PROBLEM TO SOLVE: Identify and pull out each line of the entries in which "sein" occurs.

Stored items from a collection:
+++

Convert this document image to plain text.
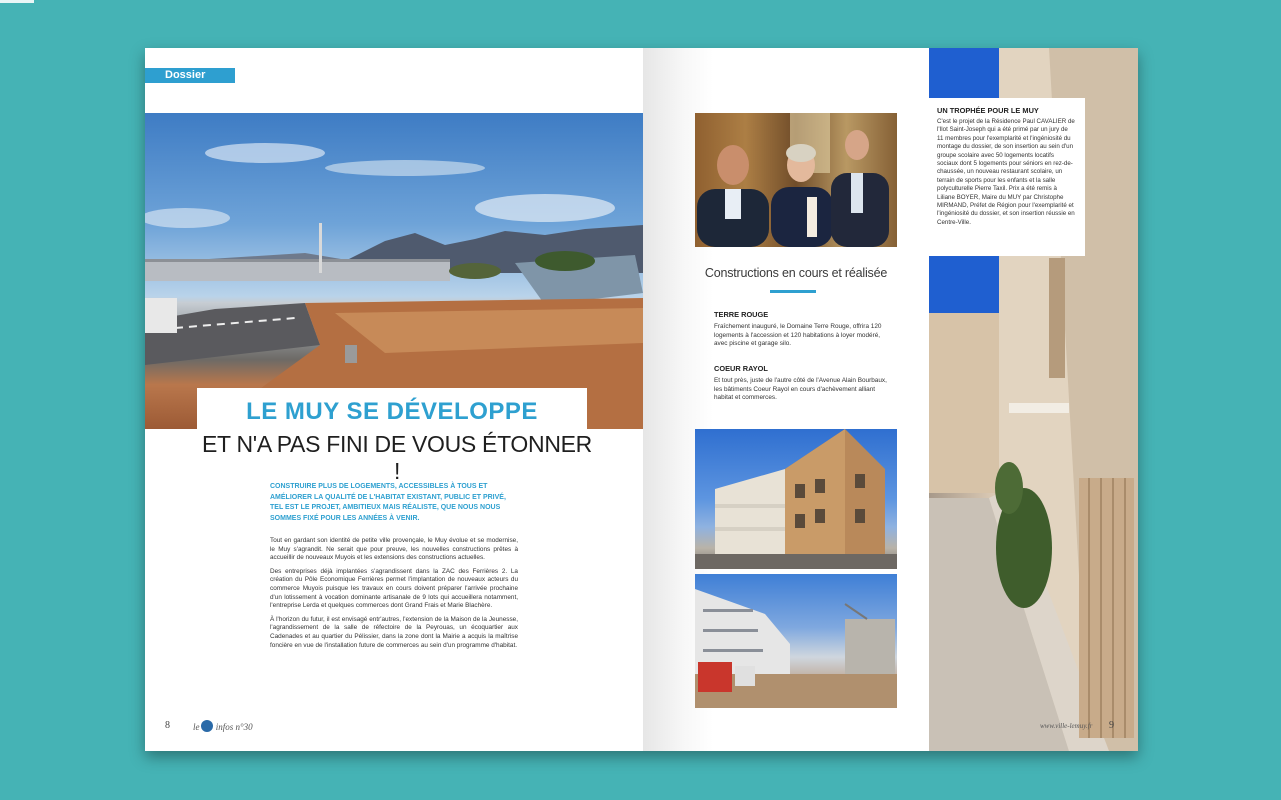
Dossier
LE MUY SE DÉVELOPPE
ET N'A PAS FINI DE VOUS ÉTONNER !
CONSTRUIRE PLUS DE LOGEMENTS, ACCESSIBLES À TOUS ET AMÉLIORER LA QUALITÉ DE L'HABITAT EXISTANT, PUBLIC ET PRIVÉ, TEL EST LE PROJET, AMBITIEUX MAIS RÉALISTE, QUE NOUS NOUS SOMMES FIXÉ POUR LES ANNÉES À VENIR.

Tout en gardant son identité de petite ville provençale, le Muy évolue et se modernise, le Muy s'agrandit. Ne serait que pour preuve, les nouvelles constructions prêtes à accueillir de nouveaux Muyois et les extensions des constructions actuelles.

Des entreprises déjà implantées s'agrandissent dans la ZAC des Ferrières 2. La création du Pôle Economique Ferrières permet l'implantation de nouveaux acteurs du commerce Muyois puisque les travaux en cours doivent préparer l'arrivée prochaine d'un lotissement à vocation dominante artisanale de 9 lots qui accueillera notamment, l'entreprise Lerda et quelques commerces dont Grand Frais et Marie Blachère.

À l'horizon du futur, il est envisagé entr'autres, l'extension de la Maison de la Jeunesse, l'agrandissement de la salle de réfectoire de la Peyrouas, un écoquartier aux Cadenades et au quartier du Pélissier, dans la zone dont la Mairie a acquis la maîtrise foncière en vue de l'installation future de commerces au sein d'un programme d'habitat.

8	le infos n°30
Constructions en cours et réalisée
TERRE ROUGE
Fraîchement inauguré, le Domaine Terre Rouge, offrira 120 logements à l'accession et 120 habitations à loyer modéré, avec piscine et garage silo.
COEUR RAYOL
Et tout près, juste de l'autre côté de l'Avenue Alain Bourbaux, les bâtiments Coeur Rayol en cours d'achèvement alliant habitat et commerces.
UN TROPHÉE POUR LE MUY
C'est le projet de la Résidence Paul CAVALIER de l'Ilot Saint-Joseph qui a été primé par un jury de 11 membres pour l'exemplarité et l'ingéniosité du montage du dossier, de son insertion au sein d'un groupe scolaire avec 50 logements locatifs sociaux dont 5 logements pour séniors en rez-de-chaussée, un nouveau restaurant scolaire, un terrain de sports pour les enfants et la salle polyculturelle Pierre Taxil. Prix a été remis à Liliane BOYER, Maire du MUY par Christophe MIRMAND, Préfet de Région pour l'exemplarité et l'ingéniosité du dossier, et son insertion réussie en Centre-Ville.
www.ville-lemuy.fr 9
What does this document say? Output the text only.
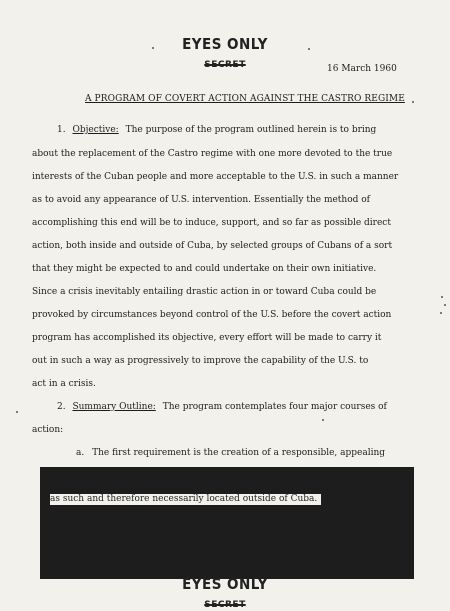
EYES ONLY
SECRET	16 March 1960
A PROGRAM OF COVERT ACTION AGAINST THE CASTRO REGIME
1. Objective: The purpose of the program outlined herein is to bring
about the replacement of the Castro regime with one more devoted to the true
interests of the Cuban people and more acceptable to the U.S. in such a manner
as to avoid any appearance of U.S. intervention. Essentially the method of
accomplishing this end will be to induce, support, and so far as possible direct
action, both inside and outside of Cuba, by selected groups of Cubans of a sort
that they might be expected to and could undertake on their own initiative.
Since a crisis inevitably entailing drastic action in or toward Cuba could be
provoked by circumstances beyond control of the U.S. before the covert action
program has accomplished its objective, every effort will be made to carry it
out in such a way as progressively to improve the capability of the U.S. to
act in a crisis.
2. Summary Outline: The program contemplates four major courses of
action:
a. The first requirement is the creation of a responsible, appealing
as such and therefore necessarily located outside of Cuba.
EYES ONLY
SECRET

+++

CORRECT OUTPUT:
À l'horizon du futur, il est envisagé entr'autres, l'extension de la Maison de la Jeunesse, l'agrandissement de la salle de réfectoire de la Peyrouas, un écoquartier aux Cadenades et au quartier du Pélissier, dans la zone dont la Mairie a acquis la maîtrise foncière en vue de l'installation future de commerces au sein d'un programme d'habitat.
C'est le projet de la Résidence Paul CAVALIER de l'Ilot Saint-Joseph qui a été primé par un jury de 11 membres pour l'exemplarité et l'ingéniosité du montage du dossier, de son insertion au sein d'un groupe scolaire avec 50 logements locatifs sociaux dont 5 logements pour séniors en rez-de-chaussée, un nouveau restaurant scolaire, un terrain de sports pour les enfants et la salle polyculturelle Pierre Taxil. Prix a été remis à Liliane BOYER, Maire du MUY par Christophe MIRMAND, Préfet de Région pour l'exemplarité et l'ingéniosité du dossier, et son insertion réussie en Centre-Ville.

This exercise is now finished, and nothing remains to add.